Set exercise: Check every line of the data below for the string "color", and copy the ones that hold it.

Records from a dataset
┌────────

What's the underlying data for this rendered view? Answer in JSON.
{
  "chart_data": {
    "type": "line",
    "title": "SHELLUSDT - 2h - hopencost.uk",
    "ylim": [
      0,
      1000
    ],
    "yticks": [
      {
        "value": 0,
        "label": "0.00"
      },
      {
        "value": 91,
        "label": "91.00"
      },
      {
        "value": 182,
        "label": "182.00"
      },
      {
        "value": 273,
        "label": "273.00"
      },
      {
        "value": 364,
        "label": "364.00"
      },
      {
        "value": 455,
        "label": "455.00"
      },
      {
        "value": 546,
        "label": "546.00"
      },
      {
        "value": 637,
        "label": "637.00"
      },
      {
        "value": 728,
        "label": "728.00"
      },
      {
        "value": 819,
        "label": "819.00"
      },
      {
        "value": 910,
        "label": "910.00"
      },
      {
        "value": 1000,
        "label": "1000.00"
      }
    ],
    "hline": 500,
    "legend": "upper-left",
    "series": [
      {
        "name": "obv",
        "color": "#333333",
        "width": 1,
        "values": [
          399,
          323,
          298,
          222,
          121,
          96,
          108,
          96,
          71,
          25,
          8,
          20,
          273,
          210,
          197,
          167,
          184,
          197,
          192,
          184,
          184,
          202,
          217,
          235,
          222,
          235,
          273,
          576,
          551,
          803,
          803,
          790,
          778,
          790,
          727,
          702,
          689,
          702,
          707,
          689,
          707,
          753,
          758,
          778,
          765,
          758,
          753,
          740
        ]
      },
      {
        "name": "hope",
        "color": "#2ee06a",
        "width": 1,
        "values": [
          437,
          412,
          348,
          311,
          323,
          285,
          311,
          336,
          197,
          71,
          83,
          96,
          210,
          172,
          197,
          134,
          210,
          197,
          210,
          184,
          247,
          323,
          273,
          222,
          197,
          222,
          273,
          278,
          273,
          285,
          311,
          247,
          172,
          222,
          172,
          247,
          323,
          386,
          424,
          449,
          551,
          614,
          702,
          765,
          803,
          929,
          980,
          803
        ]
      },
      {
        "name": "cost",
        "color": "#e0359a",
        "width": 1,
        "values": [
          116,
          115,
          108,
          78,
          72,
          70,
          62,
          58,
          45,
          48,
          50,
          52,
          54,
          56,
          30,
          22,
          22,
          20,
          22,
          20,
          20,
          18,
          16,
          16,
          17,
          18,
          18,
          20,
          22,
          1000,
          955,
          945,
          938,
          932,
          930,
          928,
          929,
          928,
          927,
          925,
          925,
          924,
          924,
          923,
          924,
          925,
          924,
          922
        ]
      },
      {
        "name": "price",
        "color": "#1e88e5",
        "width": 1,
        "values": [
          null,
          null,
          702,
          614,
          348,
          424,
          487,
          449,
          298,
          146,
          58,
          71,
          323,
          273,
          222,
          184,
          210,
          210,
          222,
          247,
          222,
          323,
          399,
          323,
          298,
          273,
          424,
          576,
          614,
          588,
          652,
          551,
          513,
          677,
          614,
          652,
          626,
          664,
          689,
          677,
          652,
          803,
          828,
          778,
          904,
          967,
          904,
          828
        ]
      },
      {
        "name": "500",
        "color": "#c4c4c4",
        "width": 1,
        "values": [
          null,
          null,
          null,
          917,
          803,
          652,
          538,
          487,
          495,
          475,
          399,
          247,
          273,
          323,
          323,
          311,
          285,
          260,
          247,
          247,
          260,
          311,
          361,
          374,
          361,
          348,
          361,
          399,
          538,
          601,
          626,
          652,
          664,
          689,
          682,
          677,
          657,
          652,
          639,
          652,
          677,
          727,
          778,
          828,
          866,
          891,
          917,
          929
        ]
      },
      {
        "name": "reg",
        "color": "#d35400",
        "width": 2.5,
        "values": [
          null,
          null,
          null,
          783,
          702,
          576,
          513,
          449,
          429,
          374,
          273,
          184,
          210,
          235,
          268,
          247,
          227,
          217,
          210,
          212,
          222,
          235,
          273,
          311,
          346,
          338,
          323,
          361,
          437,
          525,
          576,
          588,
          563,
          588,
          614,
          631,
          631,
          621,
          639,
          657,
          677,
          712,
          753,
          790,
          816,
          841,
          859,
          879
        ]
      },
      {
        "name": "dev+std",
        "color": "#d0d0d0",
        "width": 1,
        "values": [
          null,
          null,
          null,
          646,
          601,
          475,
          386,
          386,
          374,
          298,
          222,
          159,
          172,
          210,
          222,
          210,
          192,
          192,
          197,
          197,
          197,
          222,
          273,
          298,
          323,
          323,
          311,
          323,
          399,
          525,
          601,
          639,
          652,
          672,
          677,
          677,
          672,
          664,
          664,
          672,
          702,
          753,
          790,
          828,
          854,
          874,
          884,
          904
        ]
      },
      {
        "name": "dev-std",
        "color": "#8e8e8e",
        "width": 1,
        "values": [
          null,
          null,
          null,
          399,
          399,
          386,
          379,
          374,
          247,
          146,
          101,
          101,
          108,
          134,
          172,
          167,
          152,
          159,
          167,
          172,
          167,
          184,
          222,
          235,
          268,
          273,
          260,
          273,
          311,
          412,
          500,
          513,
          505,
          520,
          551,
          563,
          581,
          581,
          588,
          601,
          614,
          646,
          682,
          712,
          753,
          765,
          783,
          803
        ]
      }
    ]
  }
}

└────────

Answer to the problem:
        "color": "#333333",
        "color": "#2ee06a",
        "color": "#e0359a",
        "color": "#1e88e5",
        "color": "#c4c4c4",
        "color": "#d35400",
        "color": "#d0d0d0",
        "color": "#8e8e8e",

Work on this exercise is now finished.